* begin *
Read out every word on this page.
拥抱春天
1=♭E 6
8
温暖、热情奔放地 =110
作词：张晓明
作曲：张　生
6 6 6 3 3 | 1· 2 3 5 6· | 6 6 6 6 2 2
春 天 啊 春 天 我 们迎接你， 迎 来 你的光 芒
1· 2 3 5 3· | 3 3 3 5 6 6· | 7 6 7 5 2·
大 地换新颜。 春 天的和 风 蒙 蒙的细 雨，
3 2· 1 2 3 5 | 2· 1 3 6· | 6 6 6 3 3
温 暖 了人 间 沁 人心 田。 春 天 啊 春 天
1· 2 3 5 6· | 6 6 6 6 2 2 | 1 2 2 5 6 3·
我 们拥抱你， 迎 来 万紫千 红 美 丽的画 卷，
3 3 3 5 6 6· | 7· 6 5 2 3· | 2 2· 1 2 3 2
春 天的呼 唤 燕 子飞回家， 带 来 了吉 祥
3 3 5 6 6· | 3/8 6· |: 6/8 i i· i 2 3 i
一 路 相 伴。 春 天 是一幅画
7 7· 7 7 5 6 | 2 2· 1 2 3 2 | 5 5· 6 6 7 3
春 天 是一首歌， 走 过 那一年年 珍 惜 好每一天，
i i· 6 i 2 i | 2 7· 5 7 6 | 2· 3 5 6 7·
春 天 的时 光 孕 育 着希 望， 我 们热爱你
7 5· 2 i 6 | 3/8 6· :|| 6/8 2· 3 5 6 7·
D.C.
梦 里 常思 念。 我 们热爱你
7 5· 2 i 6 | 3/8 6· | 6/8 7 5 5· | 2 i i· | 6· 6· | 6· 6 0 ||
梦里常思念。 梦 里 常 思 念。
* end *
WHAT IS NEEDED
Repeat the data above exactly.

WRITTEN REPLY
Read out every word on this page.
拥抱春天
1=♭E 6
8
温暖、热情奔放地 =110
作词：张晓明
作曲：张　生
6 6 6 3 3 | 1· 2 3 5 6· | 6 6 6 6 2 2
春 天 啊 春 天 我 们迎接你， 迎 来 你的光 芒
1· 2 3 5 3· | 3 3 3 5 6 6· | 7 6 7 5 2·
大 地换新颜。 春 天的和 风 蒙 蒙的细 雨，
3 2· 1 2 3 5 | 2· 1 3 6· | 6 6 6 3 3
温 暖 了人 间 沁 人心 田。 春 天 啊 春 天
1· 2 3 5 6· | 6 6 6 6 2 2 | 1 2 2 5 6 3·
我 们拥抱你， 迎 来 万紫千 红 美 丽的画 卷，
3 3 3 5 6 6· | 7· 6 5 2 3· | 2 2· 1 2 3 2
春 天的呼 唤 燕 子飞回家， 带 来 了吉 祥
3 3 5 6 6· | 3/8 6· |: 6/8 i i· i 2 3 i
一 路 相 伴。 春 天 是一幅画
7 7· 7 7 5 6 | 2 2· 1 2 3 2 | 5 5· 6 6 7 3
春 天 是一首歌， 走 过 那一年年 珍 惜 好每一天，
i i· 6 i 2 i | 2 7· 5 7 6 | 2· 3 5 6 7·
春 天 的时 光 孕 育 着希 望， 我 们热爱你
7 5· 2 i 6 | 3/8 6· :|| 6/8 2· 3 5 6 7·
D.C.
梦 里 常思 念。 我 们热爱你
7 5· 2 i 6 | 3/8 6· | 6/8 7 5 5· | 2 i i· | 6· 6· | 6· 6 0 ||
梦里常思念。 梦 里 常 思 念。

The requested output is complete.